→ **DIRECTION**:
Extract the full listing below without altering a single character.

[Dataset records]

★ ★ ★

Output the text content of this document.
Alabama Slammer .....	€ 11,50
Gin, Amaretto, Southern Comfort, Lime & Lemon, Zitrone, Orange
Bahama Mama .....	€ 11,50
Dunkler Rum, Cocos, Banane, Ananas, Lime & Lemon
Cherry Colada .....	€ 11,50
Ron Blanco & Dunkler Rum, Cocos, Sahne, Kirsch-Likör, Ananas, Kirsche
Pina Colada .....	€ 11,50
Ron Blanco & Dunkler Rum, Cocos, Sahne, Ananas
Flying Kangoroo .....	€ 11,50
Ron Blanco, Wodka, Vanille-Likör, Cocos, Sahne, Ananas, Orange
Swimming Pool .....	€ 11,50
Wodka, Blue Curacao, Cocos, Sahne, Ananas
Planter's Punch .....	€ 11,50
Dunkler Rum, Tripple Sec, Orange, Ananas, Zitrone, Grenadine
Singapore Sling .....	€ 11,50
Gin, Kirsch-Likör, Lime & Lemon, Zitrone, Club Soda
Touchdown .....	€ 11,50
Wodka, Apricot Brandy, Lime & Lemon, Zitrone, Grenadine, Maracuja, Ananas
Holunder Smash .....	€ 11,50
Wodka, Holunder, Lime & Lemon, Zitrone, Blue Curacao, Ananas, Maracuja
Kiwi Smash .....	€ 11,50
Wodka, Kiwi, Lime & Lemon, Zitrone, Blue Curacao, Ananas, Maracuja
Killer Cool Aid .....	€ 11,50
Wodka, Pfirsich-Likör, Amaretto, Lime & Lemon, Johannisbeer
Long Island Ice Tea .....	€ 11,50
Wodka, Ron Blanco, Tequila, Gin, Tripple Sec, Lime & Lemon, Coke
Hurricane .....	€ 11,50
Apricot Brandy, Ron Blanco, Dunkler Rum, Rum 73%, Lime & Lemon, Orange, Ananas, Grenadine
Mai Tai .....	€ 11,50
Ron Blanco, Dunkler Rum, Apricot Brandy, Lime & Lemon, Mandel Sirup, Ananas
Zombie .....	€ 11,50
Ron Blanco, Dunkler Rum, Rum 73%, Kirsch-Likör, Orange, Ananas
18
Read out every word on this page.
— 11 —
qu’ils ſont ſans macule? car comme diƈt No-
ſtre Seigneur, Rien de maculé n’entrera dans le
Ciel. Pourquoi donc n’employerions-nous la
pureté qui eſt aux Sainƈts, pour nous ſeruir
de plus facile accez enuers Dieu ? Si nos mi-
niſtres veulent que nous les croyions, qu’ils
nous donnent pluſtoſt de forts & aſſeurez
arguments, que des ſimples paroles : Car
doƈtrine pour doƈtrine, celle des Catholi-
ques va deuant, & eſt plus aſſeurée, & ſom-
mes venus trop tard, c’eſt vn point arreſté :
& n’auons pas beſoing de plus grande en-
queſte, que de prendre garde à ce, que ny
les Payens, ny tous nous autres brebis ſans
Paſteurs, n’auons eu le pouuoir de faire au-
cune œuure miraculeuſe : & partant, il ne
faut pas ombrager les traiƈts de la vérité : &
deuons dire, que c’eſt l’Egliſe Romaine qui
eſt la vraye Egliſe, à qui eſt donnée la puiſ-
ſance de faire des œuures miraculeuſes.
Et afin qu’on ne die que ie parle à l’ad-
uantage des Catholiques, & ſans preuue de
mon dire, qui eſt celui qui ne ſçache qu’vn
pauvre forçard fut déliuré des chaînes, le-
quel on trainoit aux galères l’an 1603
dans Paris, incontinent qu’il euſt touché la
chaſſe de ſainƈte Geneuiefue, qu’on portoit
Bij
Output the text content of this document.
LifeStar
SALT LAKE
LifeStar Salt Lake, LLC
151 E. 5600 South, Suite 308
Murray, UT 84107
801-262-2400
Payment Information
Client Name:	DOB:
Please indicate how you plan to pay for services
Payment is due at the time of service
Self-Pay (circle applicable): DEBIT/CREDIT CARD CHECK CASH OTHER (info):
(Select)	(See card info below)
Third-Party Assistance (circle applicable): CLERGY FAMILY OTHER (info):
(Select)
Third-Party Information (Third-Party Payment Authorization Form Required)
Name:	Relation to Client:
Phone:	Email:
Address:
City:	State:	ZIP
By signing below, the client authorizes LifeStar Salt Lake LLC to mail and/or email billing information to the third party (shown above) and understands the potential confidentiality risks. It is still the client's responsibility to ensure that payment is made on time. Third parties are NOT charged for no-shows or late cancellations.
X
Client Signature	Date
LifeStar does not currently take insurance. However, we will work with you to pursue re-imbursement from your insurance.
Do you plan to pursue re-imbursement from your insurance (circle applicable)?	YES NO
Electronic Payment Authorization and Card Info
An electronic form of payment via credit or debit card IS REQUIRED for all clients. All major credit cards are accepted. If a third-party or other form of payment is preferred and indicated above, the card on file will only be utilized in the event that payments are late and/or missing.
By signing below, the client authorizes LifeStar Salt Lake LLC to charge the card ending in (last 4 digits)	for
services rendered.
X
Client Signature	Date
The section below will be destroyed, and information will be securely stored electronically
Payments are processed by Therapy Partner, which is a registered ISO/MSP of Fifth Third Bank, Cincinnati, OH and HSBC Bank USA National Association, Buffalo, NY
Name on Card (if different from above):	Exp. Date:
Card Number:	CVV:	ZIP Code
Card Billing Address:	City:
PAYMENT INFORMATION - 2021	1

★ ★ ★

→ **OUTPUT**:
Output the text content of this document.
Alabama Slammer .....	€ 11,50
Gin, Amaretto, Southern Comfort, Lime & Lemon, Zitrone, Orange
Bahama Mama .....	€ 11,50
Dunkler Rum, Cocos, Banane, Ananas, Lime & Lemon
Cherry Colada .....	€ 11,50
Ron Blanco & Dunkler Rum, Cocos, Sahne, Kirsch-Likör, Ananas, Kirsche
Pina Colada .....	€ 11,50
Ron Blanco & Dunkler Rum, Cocos, Sahne, Ananas
Flying Kangoroo .....	€ 11,50
Ron Blanco, Wodka, Vanille-Likör, Cocos, Sahne, Ananas, Orange
Swimming Pool .....	€ 11,50
Wodka, Blue Curacao, Cocos, Sahne, Ananas
Planter's Punch .....	€ 11,50
Dunkler Rum, Tripple Sec, Orange, Ananas, Zitrone, Grenadine
Singapore Sling .....	€ 11,50
Gin, Kirsch-Likör, Lime & Lemon, Zitrone, Club Soda
Touchdown .....	€ 11,50
Wodka, Apricot Brandy, Lime & Lemon, Zitrone, Grenadine, Maracuja, Ananas
Holunder Smash .....	€ 11,50
Wodka, Holunder, Lime & Lemon, Zitrone, Blue Curacao, Ananas, Maracuja
Kiwi Smash .....	€ 11,50
Wodka, Kiwi, Lime & Lemon, Zitrone, Blue Curacao, Ananas, Maracuja
Killer Cool Aid .....	€ 11,50
Wodka, Pfirsich-Likör, Amaretto, Lime & Lemon, Johannisbeer
Long Island Ice Tea .....	€ 11,50
Wodka, Ron Blanco, Tequila, Gin, Tripple Sec, Lime & Lemon, Coke
Hurricane .....	€ 11,50
Apricot Brandy, Ron Blanco, Dunkler Rum, Rum 73%, Lime & Lemon, Orange, Ananas, Grenadine
Mai Tai .....	€ 11,50
Ron Blanco, Dunkler Rum, Apricot Brandy, Lime & Lemon, Mandel Sirup, Ananas
Zombie .....	€ 11,50
Ron Blanco, Dunkler Rum, Rum 73%, Kirsch-Likör, Orange, Ananas
18
Read out every word on this page.
— 11 —
qu’ils ſont ſans macule? car comme diƈt No-
ſtre Seigneur, Rien de maculé n’entrera dans le
Ciel. Pourquoi donc n’employerions-nous la
pureté qui eſt aux Sainƈts, pour nous ſeruir
de plus facile accez enuers Dieu ? Si nos mi-
niſtres veulent que nous les croyions, qu’ils
nous donnent pluſtoſt de forts & aſſeurez
arguments, que des ſimples paroles : Car
doƈtrine pour doƈtrine, celle des Catholi-
ques va deuant, & eſt plus aſſeurée, & ſom-
mes venus trop tard, c’eſt vn point arreſté :
& n’auons pas beſoing de plus grande en-
queſte, que de prendre garde à ce, que ny
les Payens, ny tous nous autres brebis ſans
Paſteurs, n’auons eu le pouuoir de faire au-
cune œuure miraculeuſe : & partant, il ne
faut pas ombrager les traiƈts de la vérité : &
deuons dire, que c’eſt l’Egliſe Romaine qui
eſt la vraye Egliſe, à qui eſt donnée la puiſ-
ſance de faire des œuures miraculeuſes.
Et afin qu’on ne die que ie parle à l’ad-
uantage des Catholiques, & ſans preuue de
mon dire, qui eſt celui qui ne ſçache qu’vn
pauvre forçard fut déliuré des chaînes, le-
quel on trainoit aux galères l’an 1603
dans Paris, incontinent qu’il euſt touché la
chaſſe de ſainƈte Geneuiefue, qu’on portoit
Bij
Output the text content of this document.
LifeStar
SALT LAKE
LifeStar Salt Lake, LLC
151 E. 5600 South, Suite 308
Murray, UT 84107
801-262-2400
Payment Information
Client Name:	DOB:
Please indicate how you plan to pay for services
Payment is due at the time of service
Self-Pay (circle applicable): DEBIT/CREDIT CARD CHECK CASH OTHER (info):
(Select)	(See card info below)
Third-Party Assistance (circle applicable): CLERGY FAMILY OTHER (info):
(Select)
Third-Party Information (Third-Party Payment Authorization Form Required)
Name:	Relation to Client:
Phone:	Email:
Address:
City:	State:	ZIP
By signing below, the client authorizes LifeStar Salt Lake LLC to mail and/or email billing information to the third party (shown above) and understands the potential confidentiality risks. It is still the client's responsibility to ensure that payment is made on time. Third parties are NOT charged for no-shows or late cancellations.
X
Client Signature	Date
LifeStar does not currently take insurance. However, we will work with you to pursue re-imbursement from your insurance.
Do you plan to pursue re-imbursement from your insurance (circle applicable)?	YES NO
Electronic Payment Authorization and Card Info
An electronic form of payment via credit or debit card IS REQUIRED for all clients. All major credit cards are accepted. If a third-party or other form of payment is preferred and indicated above, the card on file will only be utilized in the event that payments are late and/or missing.
By signing below, the client authorizes LifeStar Salt Lake LLC to charge the card ending in (last 4 digits)	for
services rendered.
X
Client Signature	Date
The section below will be destroyed, and information will be securely stored electronically
Payments are processed by Therapy Partner, which is a registered ISO/MSP of Fifth Third Bank, Cincinnati, OH and HSBC Bank USA National Association, Buffalo, NY
Name on Card (if different from above):	Exp. Date:
Card Number:	CVV:	ZIP Code
Card Billing Address:	City:
PAYMENT INFORMATION - 2021	1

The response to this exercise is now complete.